**Short task**
Write out the listing below again, precisely as it is given.

**Data for this exercise**
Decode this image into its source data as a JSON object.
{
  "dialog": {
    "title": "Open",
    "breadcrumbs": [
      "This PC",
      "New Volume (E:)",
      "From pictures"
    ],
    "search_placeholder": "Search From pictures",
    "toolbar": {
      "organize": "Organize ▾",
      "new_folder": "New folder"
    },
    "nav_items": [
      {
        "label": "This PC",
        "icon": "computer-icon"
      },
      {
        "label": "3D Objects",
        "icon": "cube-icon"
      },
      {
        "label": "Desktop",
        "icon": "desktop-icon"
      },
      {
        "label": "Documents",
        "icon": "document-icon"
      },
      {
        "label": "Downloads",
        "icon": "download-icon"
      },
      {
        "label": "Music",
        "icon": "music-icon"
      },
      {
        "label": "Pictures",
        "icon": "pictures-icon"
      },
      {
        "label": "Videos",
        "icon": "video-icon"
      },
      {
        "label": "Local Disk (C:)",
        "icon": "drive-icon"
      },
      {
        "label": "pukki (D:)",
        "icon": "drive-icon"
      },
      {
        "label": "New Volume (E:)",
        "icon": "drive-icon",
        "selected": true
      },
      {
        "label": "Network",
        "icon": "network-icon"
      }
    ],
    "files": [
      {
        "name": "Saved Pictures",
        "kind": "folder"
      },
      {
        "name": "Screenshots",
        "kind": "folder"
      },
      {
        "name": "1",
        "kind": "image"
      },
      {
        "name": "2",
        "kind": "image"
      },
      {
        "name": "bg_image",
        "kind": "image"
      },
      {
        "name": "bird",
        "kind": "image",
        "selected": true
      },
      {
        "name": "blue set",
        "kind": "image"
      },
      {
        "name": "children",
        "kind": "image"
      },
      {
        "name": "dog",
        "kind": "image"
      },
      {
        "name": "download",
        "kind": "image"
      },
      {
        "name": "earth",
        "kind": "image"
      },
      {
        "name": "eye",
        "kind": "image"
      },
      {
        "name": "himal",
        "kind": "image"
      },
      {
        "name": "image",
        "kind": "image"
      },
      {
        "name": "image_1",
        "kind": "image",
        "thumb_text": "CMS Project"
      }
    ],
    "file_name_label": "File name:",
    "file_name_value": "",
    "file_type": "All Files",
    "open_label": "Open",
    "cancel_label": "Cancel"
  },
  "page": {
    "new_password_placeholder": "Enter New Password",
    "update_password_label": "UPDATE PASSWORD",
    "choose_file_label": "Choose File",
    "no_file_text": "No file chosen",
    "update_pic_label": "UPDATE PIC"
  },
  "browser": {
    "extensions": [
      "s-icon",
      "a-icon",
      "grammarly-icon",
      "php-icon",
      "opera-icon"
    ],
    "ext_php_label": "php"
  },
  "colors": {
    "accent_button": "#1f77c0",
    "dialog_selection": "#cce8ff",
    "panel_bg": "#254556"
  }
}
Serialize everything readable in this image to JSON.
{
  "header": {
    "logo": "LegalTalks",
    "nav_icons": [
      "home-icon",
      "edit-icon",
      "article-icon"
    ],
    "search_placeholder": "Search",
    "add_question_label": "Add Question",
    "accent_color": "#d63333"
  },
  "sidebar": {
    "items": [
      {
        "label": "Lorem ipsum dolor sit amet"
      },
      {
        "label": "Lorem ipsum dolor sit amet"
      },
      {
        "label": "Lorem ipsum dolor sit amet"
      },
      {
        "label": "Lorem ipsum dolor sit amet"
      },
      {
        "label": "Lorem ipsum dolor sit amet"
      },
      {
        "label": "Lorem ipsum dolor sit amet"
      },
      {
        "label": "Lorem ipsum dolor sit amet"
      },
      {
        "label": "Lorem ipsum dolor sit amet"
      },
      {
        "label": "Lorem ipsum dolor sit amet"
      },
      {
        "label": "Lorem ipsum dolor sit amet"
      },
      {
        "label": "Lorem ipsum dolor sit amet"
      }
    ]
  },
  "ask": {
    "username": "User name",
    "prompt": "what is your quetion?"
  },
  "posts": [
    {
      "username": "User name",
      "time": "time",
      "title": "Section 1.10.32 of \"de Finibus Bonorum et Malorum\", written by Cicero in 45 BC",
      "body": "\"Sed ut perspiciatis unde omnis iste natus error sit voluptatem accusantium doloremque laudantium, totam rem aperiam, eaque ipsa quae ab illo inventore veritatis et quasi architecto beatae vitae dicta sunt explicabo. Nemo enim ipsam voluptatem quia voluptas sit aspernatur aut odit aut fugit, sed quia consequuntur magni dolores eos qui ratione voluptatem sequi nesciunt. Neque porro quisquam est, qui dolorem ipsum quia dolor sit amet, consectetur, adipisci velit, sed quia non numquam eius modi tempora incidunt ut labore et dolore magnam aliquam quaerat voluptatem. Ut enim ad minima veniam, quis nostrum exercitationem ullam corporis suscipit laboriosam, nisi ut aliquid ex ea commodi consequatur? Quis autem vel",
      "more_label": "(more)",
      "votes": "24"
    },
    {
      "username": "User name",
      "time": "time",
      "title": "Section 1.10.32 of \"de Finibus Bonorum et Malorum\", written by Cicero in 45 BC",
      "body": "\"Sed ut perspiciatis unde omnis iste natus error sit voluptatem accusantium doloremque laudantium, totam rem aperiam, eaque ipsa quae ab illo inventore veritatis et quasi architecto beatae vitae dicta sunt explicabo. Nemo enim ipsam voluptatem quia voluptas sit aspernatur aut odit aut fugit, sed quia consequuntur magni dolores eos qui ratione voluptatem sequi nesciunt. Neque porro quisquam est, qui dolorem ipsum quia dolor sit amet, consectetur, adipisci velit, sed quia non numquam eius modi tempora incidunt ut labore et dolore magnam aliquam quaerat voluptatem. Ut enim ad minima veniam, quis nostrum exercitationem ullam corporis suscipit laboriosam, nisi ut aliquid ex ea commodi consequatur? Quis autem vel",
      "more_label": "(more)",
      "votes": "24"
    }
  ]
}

**Response**
Decode this image into its source data as a JSON object.
{
  "dialog": {
    "title": "Open",
    "breadcrumbs": [
      "This PC",
      "New Volume (E:)",
      "From pictures"
    ],
    "search_placeholder": "Search From pictures",
    "toolbar": {
      "organize": "Organize ▾",
      "new_folder": "New folder"
    },
    "nav_items": [
      {
        "label": "This PC",
        "icon": "computer-icon"
      },
      {
        "label": "3D Objects",
        "icon": "cube-icon"
      },
      {
        "label": "Desktop",
        "icon": "desktop-icon"
      },
      {
        "label": "Documents",
        "icon": "document-icon"
      },
      {
        "label": "Downloads",
        "icon": "download-icon"
      },
      {
        "label": "Music",
        "icon": "music-icon"
      },
      {
        "label": "Pictures",
        "icon": "pictures-icon"
      },
      {
        "label": "Videos",
        "icon": "video-icon"
      },
      {
        "label": "Local Disk (C:)",
        "icon": "drive-icon"
      },
      {
        "label": "pukki (D:)",
        "icon": "drive-icon"
      },
      {
        "label": "New Volume (E:)",
        "icon": "drive-icon",
        "selected": true
      },
      {
        "label": "Network",
        "icon": "network-icon"
      }
    ],
    "files": [
      {
        "name": "Saved Pictures",
        "kind": "folder"
      },
      {
        "name": "Screenshots",
        "kind": "folder"
      },
      {
        "name": "1",
        "kind": "image"
      },
      {
        "name": "2",
        "kind": "image"
      },
      {
        "name": "bg_image",
        "kind": "image"
      },
      {
        "name": "bird",
        "kind": "image",
        "selected": true
      },
      {
        "name": "blue set",
        "kind": "image"
      },
      {
        "name": "children",
        "kind": "image"
      },
      {
        "name": "dog",
        "kind": "image"
      },
      {
        "name": "download",
        "kind": "image"
      },
      {
        "name": "earth",
        "kind": "image"
      },
      {
        "name": "eye",
        "kind": "image"
      },
      {
        "name": "himal",
        "kind": "image"
      },
      {
        "name": "image",
        "kind": "image"
      },
      {
        "name": "image_1",
        "kind": "image",
        "thumb_text": "CMS Project"
      }
    ],
    "file_name_label": "File name:",
    "file_name_value": "",
    "file_type": "All Files",
    "open_label": "Open",
    "cancel_label": "Cancel"
  },
  "page": {
    "new_password_placeholder": "Enter New Password",
    "update_password_label": "UPDATE PASSWORD",
    "choose_file_label": "Choose File",
    "no_file_text": "No file chosen",
    "update_pic_label": "UPDATE PIC"
  },
  "browser": {
    "extensions": [
      "s-icon",
      "a-icon",
      "grammarly-icon",
      "php-icon",
      "opera-icon"
    ],
    "ext_php_label": "php"
  },
  "colors": {
    "accent_button": "#1f77c0",
    "dialog_selection": "#cce8ff",
    "panel_bg": "#254556"
  }
}
Serialize everything readable in this image to JSON.
{
  "header": {
    "logo": "LegalTalks",
    "nav_icons": [
      "home-icon",
      "edit-icon",
      "article-icon"
    ],
    "search_placeholder": "Search",
    "add_question_label": "Add Question",
    "accent_color": "#d63333"
  },
  "sidebar": {
    "items": [
      {
        "label": "Lorem ipsum dolor sit amet"
      },
      {
        "label": "Lorem ipsum dolor sit amet"
      },
      {
        "label": "Lorem ipsum dolor sit amet"
      },
      {
        "label": "Lorem ipsum dolor sit amet"
      },
      {
        "label": "Lorem ipsum dolor sit amet"
      },
      {
        "label": "Lorem ipsum dolor sit amet"
      },
      {
        "label": "Lorem ipsum dolor sit amet"
      },
      {
        "label": "Lorem ipsum dolor sit amet"
      },
      {
        "label": "Lorem ipsum dolor sit amet"
      },
      {
        "label": "Lorem ipsum dolor sit amet"
      },
      {
        "label": "Lorem ipsum dolor sit amet"
      }
    ]
  },
  "ask": {
    "username": "User name",
    "prompt": "what is your quetion?"
  },
  "posts": [
    {
      "username": "User name",
      "time": "time",
      "title": "Section 1.10.32 of \"de Finibus Bonorum et Malorum\", written by Cicero in 45 BC",
      "body": "\"Sed ut perspiciatis unde omnis iste natus error sit voluptatem accusantium doloremque laudantium, totam rem aperiam, eaque ipsa quae ab illo inventore veritatis et quasi architecto beatae vitae dicta sunt explicabo. Nemo enim ipsam voluptatem quia voluptas sit aspernatur aut odit aut fugit, sed quia consequuntur magni dolores eos qui ratione voluptatem sequi nesciunt. Neque porro quisquam est, qui dolorem ipsum quia dolor sit amet, consectetur, adipisci velit, sed quia non numquam eius modi tempora incidunt ut labore et dolore magnam aliquam quaerat voluptatem. Ut enim ad minima veniam, quis nostrum exercitationem ullam corporis suscipit laboriosam, nisi ut aliquid ex ea commodi consequatur? Quis autem vel",
      "more_label": "(more)",
      "votes": "24"
    },
    {
      "username": "User name",
      "time": "time",
      "title": "Section 1.10.32 of \"de Finibus Bonorum et Malorum\", written by Cicero in 45 BC",
      "body": "\"Sed ut perspiciatis unde omnis iste natus error sit voluptatem accusantium doloremque laudantium, totam rem aperiam, eaque ipsa quae ab illo inventore veritatis et quasi architecto beatae vitae dicta sunt explicabo. Nemo enim ipsam voluptatem quia voluptas sit aspernatur aut odit aut fugit, sed quia consequuntur magni dolores eos qui ratione voluptatem sequi nesciunt. Neque porro quisquam est, qui dolorem ipsum quia dolor sit amet, consectetur, adipisci velit, sed quia non numquam eius modi tempora incidunt ut labore et dolore magnam aliquam quaerat voluptatem. Ut enim ad minima veniam, quis nostrum exercitationem ullam corporis suscipit laboriosam, nisi ut aliquid ex ea commodi consequatur? Quis autem vel",
      "more_label": "(more)",
      "votes": "24"
    }
  ]
}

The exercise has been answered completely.